*Поставленная задача a*: Подставьте "legend-entry" вместо "legend-item" в строках ниже, от строки с "- legend-item: Przepływ 10" до строки с "- x-tick-label: -30: [36, 429, 61, 448]" включительно. Приведите только эти строки, ничего больше в них не меняя.

*Раздел документа*:
★ ★ ★ ★ ★
Шаблон везде один и тот же. Самый широкий отклик встречали фашисты у всех классов на «угрожаемых» приграничных территориях. Поскольку Италия была полуостровом, серьезных территориальных споров не имела и с основными своими соседями — Францией и Швейцарией — поддерживала хорошие отношения, «угрожаемых» приграничных территорий у нее было всего две — Триест и Южный Тироль, и те очень невелики. Будь их побольше, итальянский фашизм, возможно, получил бы более широкую классовую опору и проводил бы не столько политические, сколько этнические чистки.


Классы

Как и фашистов в других странах, итальянских фашистов чаще всего рассматривают с классовой точки зрения. И, как обычно, большинство ученых полагают, что фашисты были выходцами преимущественно из среднего или нижнего среднего класса. Однако самый содержательный наш источник, общенациональный реестр членов фашистской партии, не вполне поддерживает эту гипотезу (это отмечается в: Payne, 1995: 104). Столбец 1 в табл. 3.1 в Приложении показывает нам, что 41 % членов PNF составляли рабочие. Они же составляли 46 % всего занятого населения в стране (Labini, 1978), так что их индекс составляет 0,86 — чуть ниже среднего уровня. Однако индекс для рабочих вне сельского хозяйства — лишь 0,64[28], а сельскохозяйственные рабочие имеют индекс выше среднего (около 1,1). Возможно, в деревне фашизм имел более широкую классовую базу, в то время как города отчасти подчинялись «правоверному» классовому убеждению, что среди рабочих фашизму ловить нечего.
★ ★ ★ ★ ★
*Поставленная задача b*: Продублируйте весь фрагмент о классовой опоре итальянских фашистов дословно.
★ ★ ★ ★ ★
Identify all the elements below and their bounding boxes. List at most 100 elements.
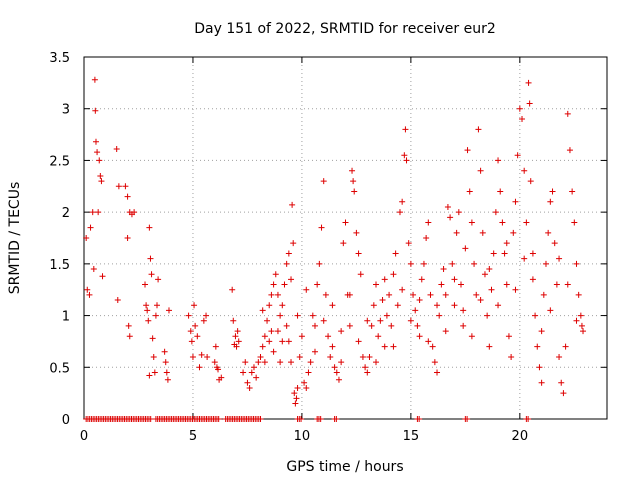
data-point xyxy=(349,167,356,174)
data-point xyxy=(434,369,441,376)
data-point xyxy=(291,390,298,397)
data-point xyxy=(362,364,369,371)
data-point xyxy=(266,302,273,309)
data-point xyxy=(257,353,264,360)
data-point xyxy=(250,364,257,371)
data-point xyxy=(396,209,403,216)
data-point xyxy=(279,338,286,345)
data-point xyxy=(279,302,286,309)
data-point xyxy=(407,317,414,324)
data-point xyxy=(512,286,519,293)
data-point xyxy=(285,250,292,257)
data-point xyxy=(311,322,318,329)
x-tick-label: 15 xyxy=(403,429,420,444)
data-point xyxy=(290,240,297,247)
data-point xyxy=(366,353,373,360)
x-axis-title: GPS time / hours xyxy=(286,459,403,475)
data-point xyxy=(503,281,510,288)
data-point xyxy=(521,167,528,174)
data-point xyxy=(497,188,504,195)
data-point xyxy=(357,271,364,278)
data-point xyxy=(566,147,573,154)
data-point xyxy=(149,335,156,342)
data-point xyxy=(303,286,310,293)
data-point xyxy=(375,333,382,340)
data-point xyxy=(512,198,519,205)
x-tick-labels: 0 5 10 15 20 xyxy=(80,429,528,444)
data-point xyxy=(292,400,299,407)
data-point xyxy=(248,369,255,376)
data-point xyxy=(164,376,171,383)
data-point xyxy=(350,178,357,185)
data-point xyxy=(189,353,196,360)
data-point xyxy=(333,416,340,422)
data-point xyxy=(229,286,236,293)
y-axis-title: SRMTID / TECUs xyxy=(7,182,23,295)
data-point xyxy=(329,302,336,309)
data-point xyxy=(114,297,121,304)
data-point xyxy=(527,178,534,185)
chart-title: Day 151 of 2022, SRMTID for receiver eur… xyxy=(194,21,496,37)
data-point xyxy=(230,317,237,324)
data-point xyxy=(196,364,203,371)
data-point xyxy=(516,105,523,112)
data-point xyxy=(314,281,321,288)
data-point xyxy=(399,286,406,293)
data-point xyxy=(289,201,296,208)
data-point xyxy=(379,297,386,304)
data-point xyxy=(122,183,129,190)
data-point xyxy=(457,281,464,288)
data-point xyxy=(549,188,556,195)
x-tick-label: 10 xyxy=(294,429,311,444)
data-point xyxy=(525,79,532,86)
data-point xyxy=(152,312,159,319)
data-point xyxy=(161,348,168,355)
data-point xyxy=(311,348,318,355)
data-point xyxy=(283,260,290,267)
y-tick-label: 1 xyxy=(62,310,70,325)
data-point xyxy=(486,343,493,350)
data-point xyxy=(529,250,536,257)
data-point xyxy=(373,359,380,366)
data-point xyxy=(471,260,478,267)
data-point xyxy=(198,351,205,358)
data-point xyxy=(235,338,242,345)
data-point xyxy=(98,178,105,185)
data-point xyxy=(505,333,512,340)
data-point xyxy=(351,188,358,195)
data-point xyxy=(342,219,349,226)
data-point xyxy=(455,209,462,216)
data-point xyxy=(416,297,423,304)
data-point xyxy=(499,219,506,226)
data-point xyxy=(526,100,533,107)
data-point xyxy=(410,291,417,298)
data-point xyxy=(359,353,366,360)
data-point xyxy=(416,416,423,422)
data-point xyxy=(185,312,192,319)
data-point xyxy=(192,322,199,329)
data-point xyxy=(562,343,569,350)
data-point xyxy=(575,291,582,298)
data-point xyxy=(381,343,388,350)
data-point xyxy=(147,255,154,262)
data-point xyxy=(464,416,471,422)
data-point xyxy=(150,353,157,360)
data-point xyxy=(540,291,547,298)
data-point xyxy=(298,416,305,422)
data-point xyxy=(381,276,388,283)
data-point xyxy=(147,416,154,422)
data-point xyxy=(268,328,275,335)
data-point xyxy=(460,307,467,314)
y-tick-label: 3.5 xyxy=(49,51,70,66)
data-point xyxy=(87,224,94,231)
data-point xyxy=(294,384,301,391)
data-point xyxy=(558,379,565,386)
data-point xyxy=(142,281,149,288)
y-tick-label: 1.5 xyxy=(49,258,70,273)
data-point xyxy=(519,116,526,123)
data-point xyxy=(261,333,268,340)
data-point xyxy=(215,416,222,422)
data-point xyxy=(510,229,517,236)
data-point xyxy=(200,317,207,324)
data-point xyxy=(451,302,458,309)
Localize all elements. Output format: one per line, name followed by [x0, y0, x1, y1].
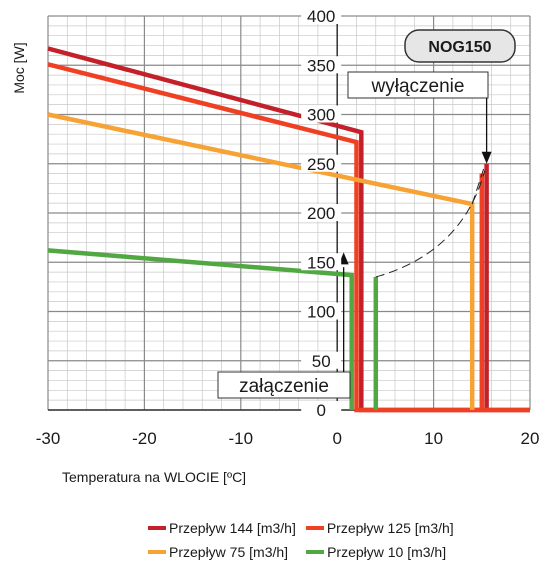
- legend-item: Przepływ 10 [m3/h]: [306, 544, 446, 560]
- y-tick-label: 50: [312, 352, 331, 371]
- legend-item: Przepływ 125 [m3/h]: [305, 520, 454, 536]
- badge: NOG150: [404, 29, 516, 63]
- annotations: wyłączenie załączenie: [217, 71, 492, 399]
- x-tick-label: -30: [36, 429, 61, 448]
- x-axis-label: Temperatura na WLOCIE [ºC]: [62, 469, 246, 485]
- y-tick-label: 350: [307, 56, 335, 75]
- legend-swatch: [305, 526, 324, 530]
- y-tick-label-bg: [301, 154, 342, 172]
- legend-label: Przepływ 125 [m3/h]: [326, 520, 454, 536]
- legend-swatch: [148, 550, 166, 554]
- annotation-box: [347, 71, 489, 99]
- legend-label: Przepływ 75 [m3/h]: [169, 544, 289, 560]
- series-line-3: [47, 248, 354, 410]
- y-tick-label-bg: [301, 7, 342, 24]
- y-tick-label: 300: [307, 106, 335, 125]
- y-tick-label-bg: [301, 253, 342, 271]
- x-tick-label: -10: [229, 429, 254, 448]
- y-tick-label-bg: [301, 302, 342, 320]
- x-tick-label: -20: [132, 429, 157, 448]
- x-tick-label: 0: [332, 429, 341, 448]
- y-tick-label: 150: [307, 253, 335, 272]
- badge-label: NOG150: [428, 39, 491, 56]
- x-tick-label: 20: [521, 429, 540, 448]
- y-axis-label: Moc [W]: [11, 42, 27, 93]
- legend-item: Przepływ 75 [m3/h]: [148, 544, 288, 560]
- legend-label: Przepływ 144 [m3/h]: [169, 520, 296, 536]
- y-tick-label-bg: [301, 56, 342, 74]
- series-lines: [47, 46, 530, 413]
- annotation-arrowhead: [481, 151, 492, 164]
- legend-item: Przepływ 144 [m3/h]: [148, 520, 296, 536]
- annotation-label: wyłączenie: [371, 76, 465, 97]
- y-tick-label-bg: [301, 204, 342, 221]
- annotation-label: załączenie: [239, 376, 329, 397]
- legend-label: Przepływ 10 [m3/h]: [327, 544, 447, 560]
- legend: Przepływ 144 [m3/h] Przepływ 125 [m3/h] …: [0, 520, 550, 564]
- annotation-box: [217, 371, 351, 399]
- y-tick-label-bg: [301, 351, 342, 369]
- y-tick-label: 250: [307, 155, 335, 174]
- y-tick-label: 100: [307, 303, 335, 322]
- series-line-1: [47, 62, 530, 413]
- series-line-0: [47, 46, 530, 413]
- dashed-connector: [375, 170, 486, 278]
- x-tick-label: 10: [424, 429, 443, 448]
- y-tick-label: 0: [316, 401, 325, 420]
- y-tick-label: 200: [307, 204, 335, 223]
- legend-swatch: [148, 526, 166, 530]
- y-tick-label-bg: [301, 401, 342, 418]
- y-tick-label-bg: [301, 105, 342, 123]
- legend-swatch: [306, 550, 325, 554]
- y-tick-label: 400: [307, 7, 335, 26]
★ ★ ★ ★ ★
*Результат упражнения a*:
- legend-entry: Przepływ 10 [m3/h]: [306, 544, 446, 560]
- y-tick-label: 50: [312, 352, 331, 371]
- legend-entry: Przepływ 125 [m3/h]: [305, 520, 454, 536]
- badge: NOG150: [404, 29, 516, 63]
- annotations: wyłączenie załączenie: [217, 71, 492, 399]
- x-tick-label: -30: [36, 429, 61, 448]

*Результат упражнения b*:
Шаблон везде один и тот же. Самый широкий отклик встречали фашисты у всех классов на «угрожаемых» приграничных территориях. Поскольку Италия была полуостровом, серьезных территориальных споров не имела и с основными своими соседями — Францией и Швейцарией — поддерживала хорошие отношения, «угрожаемых» приграничных территорий у нее было всего две — Триест и Южный Тироль, и те очень невелики. Будь их побольше, итальянский фашизм, возможно, получил бы более широкую классовую опору и проводил бы не столько политические, сколько этнические чистки.


Классы

Как и фашистов в других странах, итальянских фашистов чаще всего рассматривают с классовой точки зрения. И, как обычно, большинство ученых полагают, что фашисты были выходцами преимущественно из среднего или нижнего среднего класса. Однако самый содержательный наш источник, общенациональный реестр членов фашистской партии, не вполне поддерживает эту гипотезу (это отмечается в: Payne, 1995: 104). Столбец 1 в табл. 3.1 в Приложении показывает нам, что 41 % членов PNF составляли рабочие. Они же составляли 46 % всего занятого населения в стране (Labini, 1978), так что их индекс составляет 0,86 — чуть ниже среднего уровня. Однако индекс для рабочих вне сельского хозяйства — лишь 0,64[28], а сельскохозяйственные рабочие имеют индекс выше среднего (около 1,1). Возможно, в деревне фашизм имел более широкую классовую базу, в то время как города отчасти подчинялись «правоверному» классовому убеждению, что среди рабочих фашизму ловить нечего.